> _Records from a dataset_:
# # #

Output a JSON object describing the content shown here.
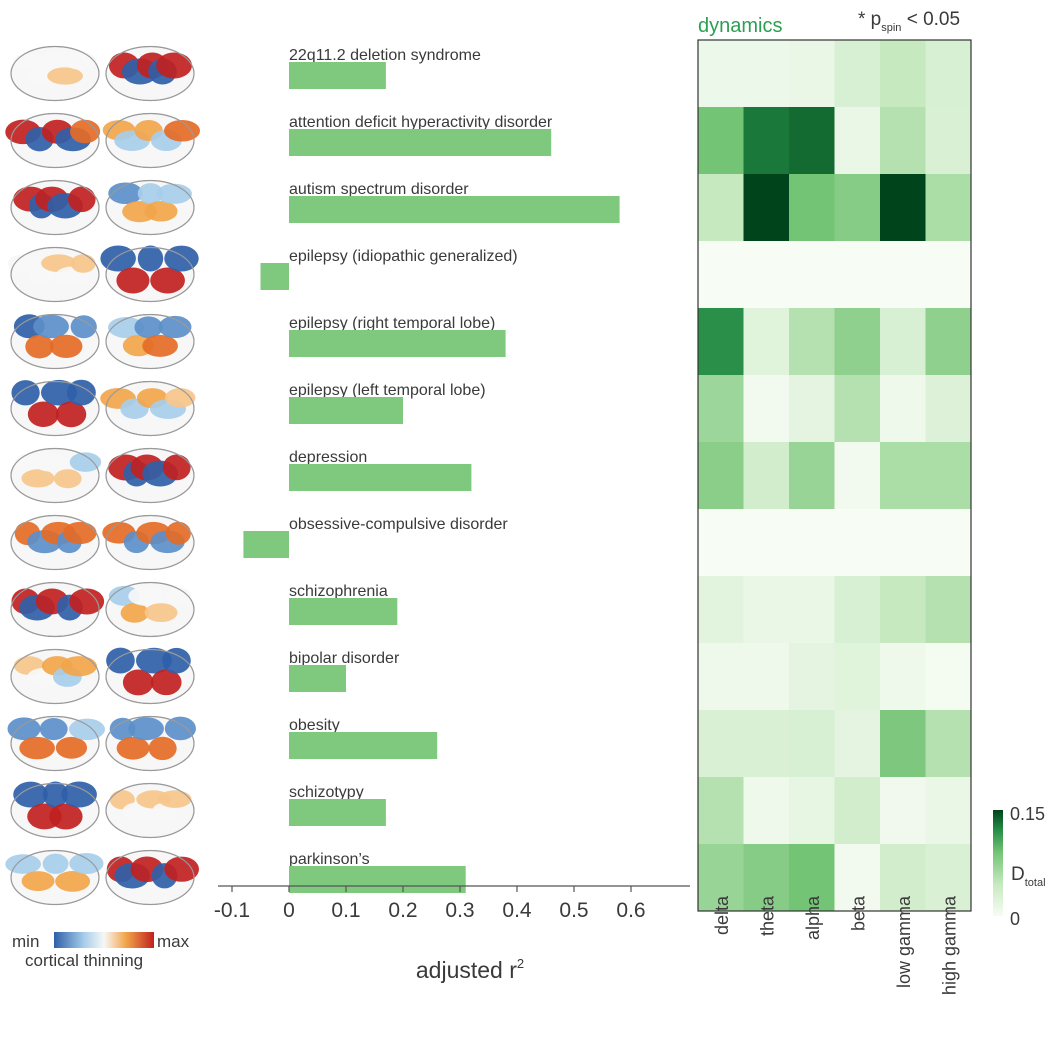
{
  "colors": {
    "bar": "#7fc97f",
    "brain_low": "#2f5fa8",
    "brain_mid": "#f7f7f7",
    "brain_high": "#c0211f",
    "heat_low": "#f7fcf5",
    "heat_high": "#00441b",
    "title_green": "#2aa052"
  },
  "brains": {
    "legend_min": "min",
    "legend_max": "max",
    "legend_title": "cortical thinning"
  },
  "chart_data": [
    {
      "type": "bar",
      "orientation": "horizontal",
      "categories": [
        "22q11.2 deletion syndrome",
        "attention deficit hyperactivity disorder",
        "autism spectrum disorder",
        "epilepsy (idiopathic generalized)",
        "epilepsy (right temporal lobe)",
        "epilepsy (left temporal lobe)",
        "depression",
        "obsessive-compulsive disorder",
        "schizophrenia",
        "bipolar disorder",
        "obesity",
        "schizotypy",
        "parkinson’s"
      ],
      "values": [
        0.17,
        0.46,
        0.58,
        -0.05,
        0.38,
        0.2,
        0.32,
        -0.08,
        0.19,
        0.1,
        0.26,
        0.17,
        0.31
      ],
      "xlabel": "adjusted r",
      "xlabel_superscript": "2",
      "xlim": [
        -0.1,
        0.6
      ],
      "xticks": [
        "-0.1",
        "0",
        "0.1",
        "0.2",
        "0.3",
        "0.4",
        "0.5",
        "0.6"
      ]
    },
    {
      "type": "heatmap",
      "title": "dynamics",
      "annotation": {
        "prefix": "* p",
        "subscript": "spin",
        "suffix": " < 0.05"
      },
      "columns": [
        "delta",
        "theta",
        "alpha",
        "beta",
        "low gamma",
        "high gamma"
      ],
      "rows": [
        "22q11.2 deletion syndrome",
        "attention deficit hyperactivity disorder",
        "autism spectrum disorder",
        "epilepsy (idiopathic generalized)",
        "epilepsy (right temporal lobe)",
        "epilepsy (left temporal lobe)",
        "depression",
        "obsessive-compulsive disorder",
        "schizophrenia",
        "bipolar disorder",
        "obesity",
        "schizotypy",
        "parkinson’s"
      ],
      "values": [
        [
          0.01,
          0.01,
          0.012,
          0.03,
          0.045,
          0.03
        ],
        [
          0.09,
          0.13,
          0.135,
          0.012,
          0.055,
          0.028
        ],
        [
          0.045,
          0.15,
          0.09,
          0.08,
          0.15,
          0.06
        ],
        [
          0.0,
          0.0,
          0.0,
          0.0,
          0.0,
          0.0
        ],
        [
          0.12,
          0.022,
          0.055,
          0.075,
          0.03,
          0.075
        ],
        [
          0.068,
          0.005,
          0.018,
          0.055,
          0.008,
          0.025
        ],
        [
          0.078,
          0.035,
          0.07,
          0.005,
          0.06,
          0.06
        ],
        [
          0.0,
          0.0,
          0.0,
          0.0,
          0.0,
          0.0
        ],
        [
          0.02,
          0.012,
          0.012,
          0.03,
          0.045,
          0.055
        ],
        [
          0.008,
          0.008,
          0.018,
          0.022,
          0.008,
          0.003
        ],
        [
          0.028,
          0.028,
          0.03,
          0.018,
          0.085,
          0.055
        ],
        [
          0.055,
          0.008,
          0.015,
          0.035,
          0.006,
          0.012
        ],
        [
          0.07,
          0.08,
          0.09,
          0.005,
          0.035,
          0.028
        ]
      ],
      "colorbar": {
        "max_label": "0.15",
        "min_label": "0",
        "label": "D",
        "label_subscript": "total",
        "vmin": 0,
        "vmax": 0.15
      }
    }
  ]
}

# # #

> _PROBLEM DETAILS_:
Leave out the pictures and copy every record above exactly.

> _ANSWER TO THIS EXERCISE_:
Output a JSON object describing the content shown here.
{
  "colors": {
    "bar": "#7fc97f",
    "brain_low": "#2f5fa8",
    "brain_mid": "#f7f7f7",
    "brain_high": "#c0211f",
    "heat_low": "#f7fcf5",
    "heat_high": "#00441b",
    "title_green": "#2aa052"
  },
  "brains": {
    "legend_min": "min",
    "legend_max": "max",
    "legend_title": "cortical thinning"
  },
  "chart_data": [
    {
      "type": "bar",
      "orientation": "horizontal",
      "categories": [
        "22q11.2 deletion syndrome",
        "attention deficit hyperactivity disorder",
        "autism spectrum disorder",
        "epilepsy (idiopathic generalized)",
        "epilepsy (right temporal lobe)",
        "epilepsy (left temporal lobe)",
        "depression",
        "obsessive-compulsive disorder",
        "schizophrenia",
        "bipolar disorder",
        "obesity",
        "schizotypy",
        "parkinson’s"
      ],
      "values": [
        0.17,
        0.46,
        0.58,
        -0.05,
        0.38,
        0.2,
        0.32,
        -0.08,
        0.19,
        0.1,
        0.26,
        0.17,
        0.31
      ],
      "xlabel": "adjusted r",
      "xlabel_superscript": "2",
      "xlim": [
        -0.1,
        0.6
      ],
      "xticks": [
        "-0.1",
        "0",
        "0.1",
        "0.2",
        "0.3",
        "0.4",
        "0.5",
        "0.6"
      ]
    },
    {
      "type": "heatmap",
      "title": "dynamics",
      "annotation": {
        "prefix": "* p",
        "subscript": "spin",
        "suffix": " < 0.05"
      },
      "columns": [
        "delta",
        "theta",
        "alpha",
        "beta",
        "low gamma",
        "high gamma"
      ],
      "rows": [
        "22q11.2 deletion syndrome",
        "attention deficit hyperactivity disorder",
        "autism spectrum disorder",
        "epilepsy (idiopathic generalized)",
        "epilepsy (right temporal lobe)",
        "epilepsy (left temporal lobe)",
        "depression",
        "obsessive-compulsive disorder",
        "schizophrenia",
        "bipolar disorder",
        "obesity",
        "schizotypy",
        "parkinson’s"
      ],
      "values": [
        [
          0.01,
          0.01,
          0.012,
          0.03,
          0.045,
          0.03
        ],
        [
          0.09,
          0.13,
          0.135,
          0.012,
          0.055,
          0.028
        ],
        [
          0.045,
          0.15,
          0.09,
          0.08,
          0.15,
          0.06
        ],
        [
          0.0,
          0.0,
          0.0,
          0.0,
          0.0,
          0.0
        ],
        [
          0.12,
          0.022,
          0.055,
          0.075,
          0.03,
          0.075
        ],
        [
          0.068,
          0.005,
          0.018,
          0.055,
          0.008,
          0.025
        ],
        [
          0.078,
          0.035,
          0.07,
          0.005,
          0.06,
          0.06
        ],
        [
          0.0,
          0.0,
          0.0,
          0.0,
          0.0,
          0.0
        ],
        [
          0.02,
          0.012,
          0.012,
          0.03,
          0.045,
          0.055
        ],
        [
          0.008,
          0.008,
          0.018,
          0.022,
          0.008,
          0.003
        ],
        [
          0.028,
          0.028,
          0.03,
          0.018,
          0.085,
          0.055
        ],
        [
          0.055,
          0.008,
          0.015,
          0.035,
          0.006,
          0.012
        ],
        [
          0.07,
          0.08,
          0.09,
          0.005,
          0.035,
          0.028
        ]
      ],
      "colorbar": {
        "max_label": "0.15",
        "min_label": "0",
        "label": "D",
        "label_subscript": "total",
        "vmin": 0,
        "vmax": 0.15
      }
    }
  ]
}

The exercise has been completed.